• _TASK INSTRUCTIONS_: Find the lines of data that contain the string "можжевельника", then list them.

• _GIVEN ENTRIES_:
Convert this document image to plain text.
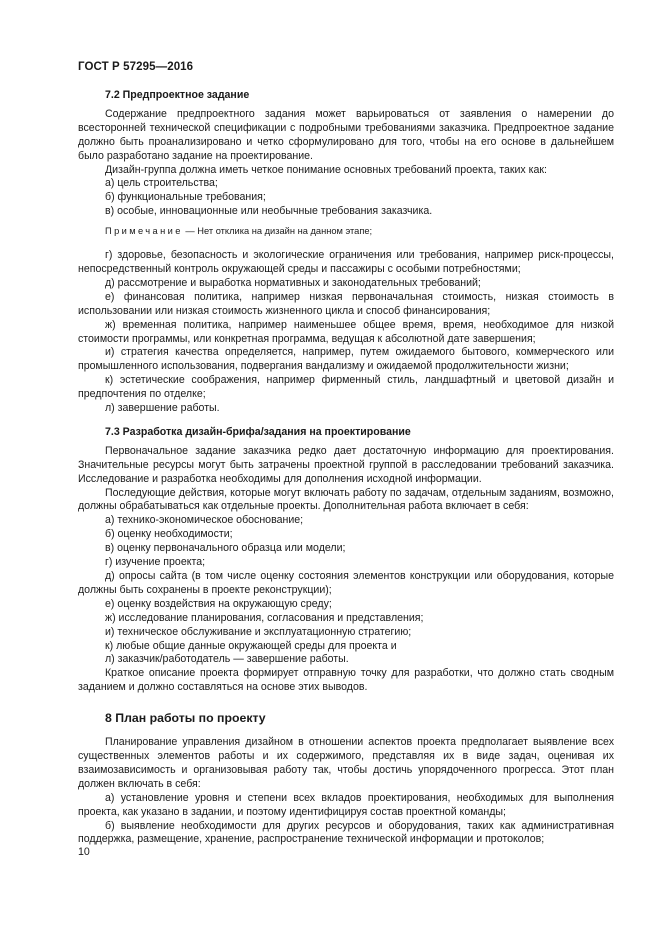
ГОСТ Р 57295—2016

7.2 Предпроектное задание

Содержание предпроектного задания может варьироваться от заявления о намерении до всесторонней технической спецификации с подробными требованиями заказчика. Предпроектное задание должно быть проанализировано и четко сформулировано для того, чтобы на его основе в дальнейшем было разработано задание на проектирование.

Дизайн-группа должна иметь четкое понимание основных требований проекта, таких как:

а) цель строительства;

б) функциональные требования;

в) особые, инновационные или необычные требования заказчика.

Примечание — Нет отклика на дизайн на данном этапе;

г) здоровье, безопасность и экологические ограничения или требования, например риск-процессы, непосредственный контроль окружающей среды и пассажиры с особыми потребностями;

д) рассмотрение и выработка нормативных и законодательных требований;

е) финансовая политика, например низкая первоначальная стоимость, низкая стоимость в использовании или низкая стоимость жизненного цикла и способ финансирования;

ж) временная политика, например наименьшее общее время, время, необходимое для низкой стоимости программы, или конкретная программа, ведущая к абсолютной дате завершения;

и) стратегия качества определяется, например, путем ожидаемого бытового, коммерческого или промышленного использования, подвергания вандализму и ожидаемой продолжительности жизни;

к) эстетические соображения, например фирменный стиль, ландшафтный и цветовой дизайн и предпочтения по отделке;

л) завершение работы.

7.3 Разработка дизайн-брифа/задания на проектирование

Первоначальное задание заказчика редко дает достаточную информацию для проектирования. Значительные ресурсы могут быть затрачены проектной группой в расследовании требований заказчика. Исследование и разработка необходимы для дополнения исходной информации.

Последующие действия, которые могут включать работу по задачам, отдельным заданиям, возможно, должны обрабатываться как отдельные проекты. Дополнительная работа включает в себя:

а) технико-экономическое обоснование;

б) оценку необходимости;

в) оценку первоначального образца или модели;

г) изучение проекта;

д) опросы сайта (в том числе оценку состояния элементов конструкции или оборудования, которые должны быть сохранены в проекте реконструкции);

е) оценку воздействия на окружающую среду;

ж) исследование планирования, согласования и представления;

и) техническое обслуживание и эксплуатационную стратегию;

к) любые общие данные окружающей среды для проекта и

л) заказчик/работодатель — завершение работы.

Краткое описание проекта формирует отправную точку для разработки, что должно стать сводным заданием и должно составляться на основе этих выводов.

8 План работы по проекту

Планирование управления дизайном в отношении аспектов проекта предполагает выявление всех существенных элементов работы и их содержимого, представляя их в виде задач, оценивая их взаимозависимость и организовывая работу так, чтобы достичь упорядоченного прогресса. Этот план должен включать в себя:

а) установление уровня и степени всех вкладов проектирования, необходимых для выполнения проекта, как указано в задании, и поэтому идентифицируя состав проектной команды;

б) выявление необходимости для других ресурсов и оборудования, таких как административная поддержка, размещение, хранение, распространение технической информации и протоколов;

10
---
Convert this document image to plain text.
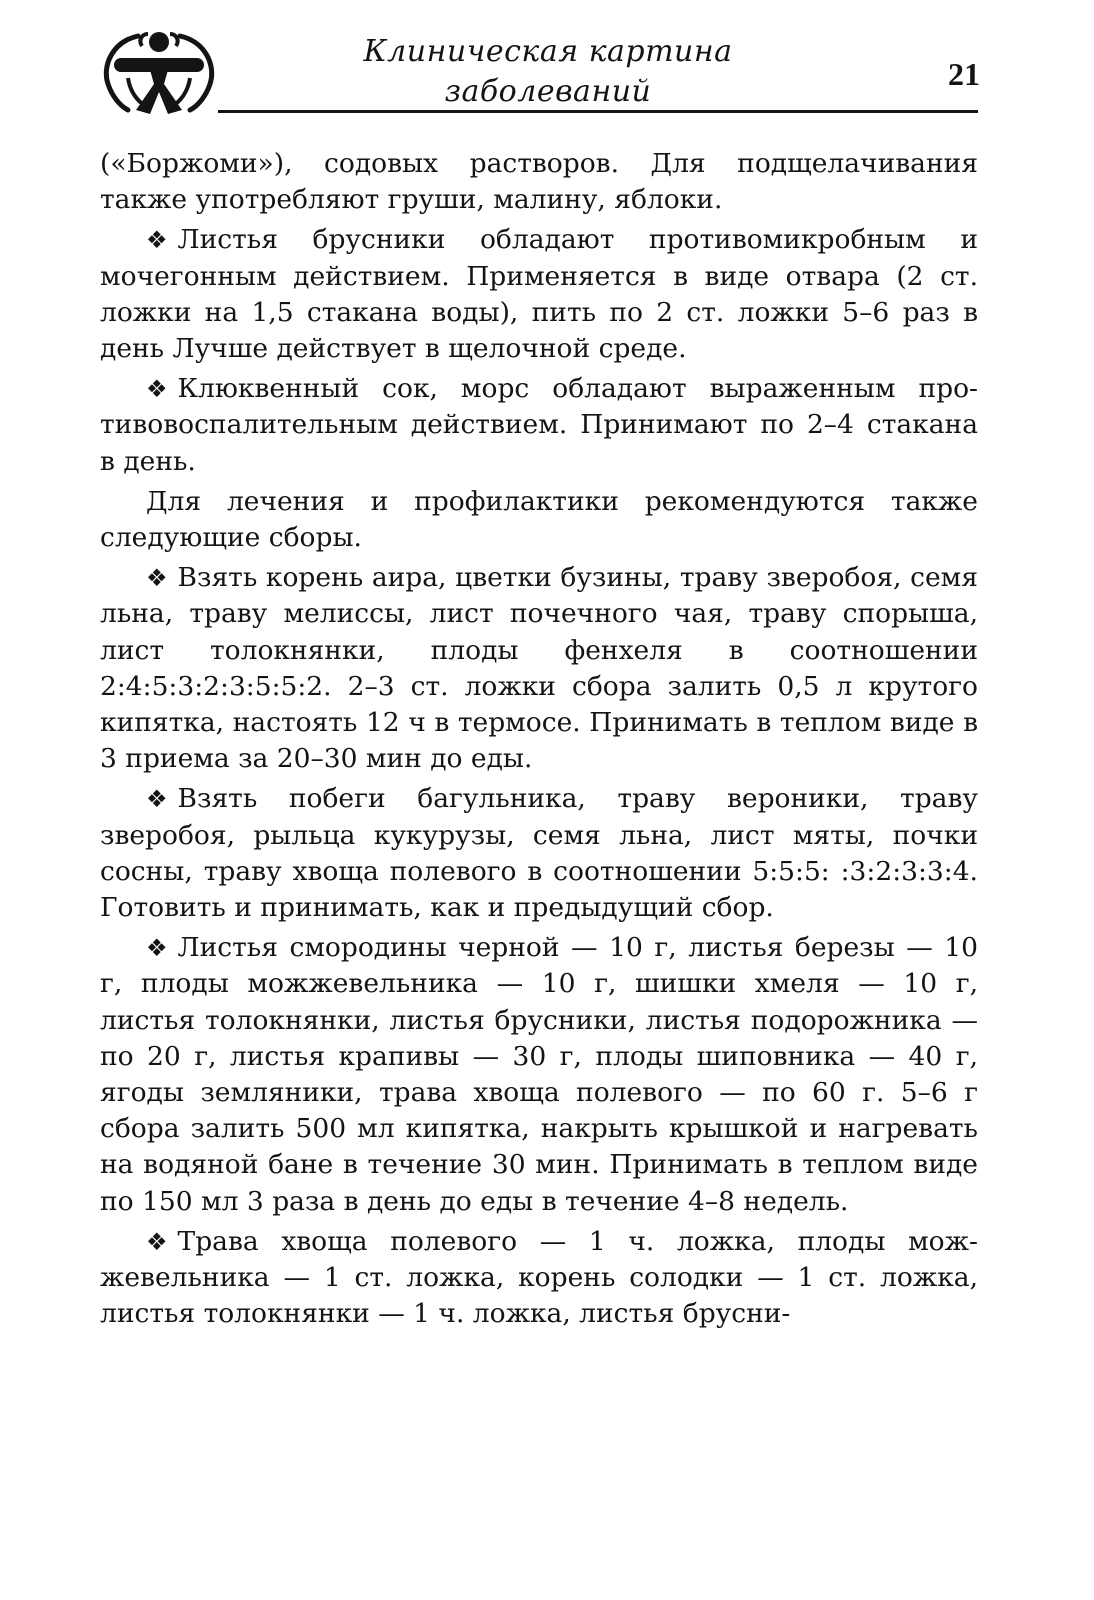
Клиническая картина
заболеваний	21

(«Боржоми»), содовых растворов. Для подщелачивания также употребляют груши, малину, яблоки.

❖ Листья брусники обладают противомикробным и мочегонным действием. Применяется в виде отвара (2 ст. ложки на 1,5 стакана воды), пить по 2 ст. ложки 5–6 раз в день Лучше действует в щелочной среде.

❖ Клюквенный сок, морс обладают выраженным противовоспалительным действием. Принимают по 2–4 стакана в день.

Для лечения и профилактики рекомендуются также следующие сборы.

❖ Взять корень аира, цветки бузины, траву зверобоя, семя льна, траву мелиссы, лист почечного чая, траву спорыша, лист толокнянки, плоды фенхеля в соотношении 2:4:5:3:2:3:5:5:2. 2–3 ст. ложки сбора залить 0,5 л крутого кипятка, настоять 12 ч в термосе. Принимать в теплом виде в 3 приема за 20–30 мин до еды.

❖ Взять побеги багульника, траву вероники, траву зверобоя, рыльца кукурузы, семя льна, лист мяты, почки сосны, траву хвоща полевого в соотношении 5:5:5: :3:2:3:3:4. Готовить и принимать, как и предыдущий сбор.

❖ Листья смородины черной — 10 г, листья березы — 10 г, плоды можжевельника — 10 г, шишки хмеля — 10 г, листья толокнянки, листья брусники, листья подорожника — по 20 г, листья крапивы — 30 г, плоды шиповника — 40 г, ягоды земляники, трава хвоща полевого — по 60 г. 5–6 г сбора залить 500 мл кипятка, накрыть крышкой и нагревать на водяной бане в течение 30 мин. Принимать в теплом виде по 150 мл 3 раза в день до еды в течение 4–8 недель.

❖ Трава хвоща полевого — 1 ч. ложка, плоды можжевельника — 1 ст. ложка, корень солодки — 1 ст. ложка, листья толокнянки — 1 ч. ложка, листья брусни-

• _FULL ANSWER_:
❖ Листья смородины черной — 10 г, листья березы — 10 г, плоды можжевельника — 10 г, шишки хмеля — 10 г, листья толокнянки, листья брусники, листья подорожника — по 20 г, листья крапивы — 30 г, плоды шиповника — 40 г, ягоды земляники, трава хвоща полевого — по 60 г. 5–6 г сбора залить 500 мл кипятка, накрыть крышкой и нагревать на водяной бане в течение 30 мин. Принимать в теплом виде по 150 мл 3 раза в день до еды в течение 4–8 недель.
❖ Трава хвоща полевого — 1 ч. ложка, плоды можжевельника — 1 ст. ложка, корень солодки — 1 ст. ложка, листья толокнянки — 1 ч. ложка, листья брусни-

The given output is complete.